GOAL -
Identify, in the records below, every line where the string "corn" appears, and copy each such line.

---------------

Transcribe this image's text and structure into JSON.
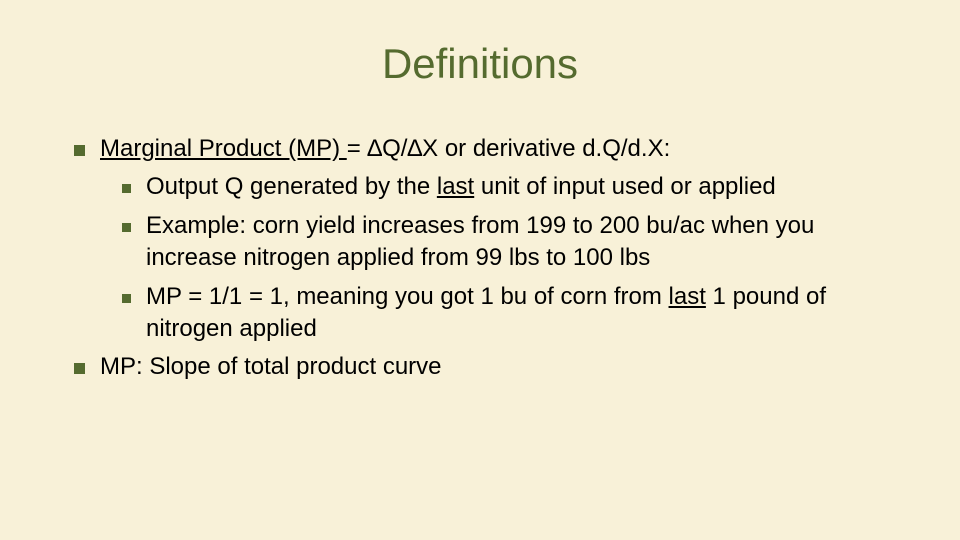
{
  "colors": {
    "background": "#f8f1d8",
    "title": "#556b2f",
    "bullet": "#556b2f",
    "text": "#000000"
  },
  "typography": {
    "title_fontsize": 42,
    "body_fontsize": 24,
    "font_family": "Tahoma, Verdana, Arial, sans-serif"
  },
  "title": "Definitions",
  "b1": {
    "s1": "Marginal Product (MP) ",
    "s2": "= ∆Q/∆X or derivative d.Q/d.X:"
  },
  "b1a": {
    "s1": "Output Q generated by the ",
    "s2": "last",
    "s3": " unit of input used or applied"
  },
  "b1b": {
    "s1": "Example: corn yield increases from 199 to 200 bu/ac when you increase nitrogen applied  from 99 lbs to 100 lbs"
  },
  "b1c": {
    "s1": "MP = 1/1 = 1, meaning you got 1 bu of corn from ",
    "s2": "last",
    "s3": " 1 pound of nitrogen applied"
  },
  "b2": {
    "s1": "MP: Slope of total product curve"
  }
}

---------------

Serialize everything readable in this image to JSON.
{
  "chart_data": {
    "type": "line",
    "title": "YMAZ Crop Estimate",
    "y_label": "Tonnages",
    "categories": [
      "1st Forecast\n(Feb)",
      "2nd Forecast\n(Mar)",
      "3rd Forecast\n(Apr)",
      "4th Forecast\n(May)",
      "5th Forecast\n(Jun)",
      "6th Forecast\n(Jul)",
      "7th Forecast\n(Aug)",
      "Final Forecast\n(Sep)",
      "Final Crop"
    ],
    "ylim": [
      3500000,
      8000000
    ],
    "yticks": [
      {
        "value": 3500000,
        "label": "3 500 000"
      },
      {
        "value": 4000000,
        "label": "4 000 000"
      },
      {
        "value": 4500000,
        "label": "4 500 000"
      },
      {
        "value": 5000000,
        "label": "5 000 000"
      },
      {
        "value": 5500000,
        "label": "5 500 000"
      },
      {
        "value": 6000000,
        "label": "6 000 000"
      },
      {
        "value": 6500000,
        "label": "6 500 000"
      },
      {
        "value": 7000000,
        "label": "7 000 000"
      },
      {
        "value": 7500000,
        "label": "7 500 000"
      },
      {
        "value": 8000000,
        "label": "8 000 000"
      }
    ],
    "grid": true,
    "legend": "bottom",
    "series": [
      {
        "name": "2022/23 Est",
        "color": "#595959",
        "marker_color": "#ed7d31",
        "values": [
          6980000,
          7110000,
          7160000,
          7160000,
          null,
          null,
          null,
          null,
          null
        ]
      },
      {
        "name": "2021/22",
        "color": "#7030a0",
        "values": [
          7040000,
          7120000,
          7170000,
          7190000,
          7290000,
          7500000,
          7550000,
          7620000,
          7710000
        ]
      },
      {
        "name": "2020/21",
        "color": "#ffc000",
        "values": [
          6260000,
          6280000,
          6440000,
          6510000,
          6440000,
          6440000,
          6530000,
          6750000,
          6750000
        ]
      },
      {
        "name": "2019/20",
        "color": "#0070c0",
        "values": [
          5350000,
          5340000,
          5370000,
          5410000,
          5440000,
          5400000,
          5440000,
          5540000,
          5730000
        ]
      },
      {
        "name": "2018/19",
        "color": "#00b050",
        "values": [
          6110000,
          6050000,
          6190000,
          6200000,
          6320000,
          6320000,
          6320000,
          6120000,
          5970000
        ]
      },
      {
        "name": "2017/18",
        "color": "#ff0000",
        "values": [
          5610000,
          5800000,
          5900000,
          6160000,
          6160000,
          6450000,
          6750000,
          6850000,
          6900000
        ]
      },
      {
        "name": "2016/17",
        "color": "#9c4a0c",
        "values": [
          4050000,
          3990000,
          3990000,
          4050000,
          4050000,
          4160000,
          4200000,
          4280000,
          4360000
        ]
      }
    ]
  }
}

---------------

THE REPLY -
    "s1": "Example: corn yield increases from 199 to 200 bu/ac when you increase nitrogen applied  from 99 lbs to 100 lbs"
    "s1": "MP = 1/1 = 1, meaning you got 1 bu of corn from ",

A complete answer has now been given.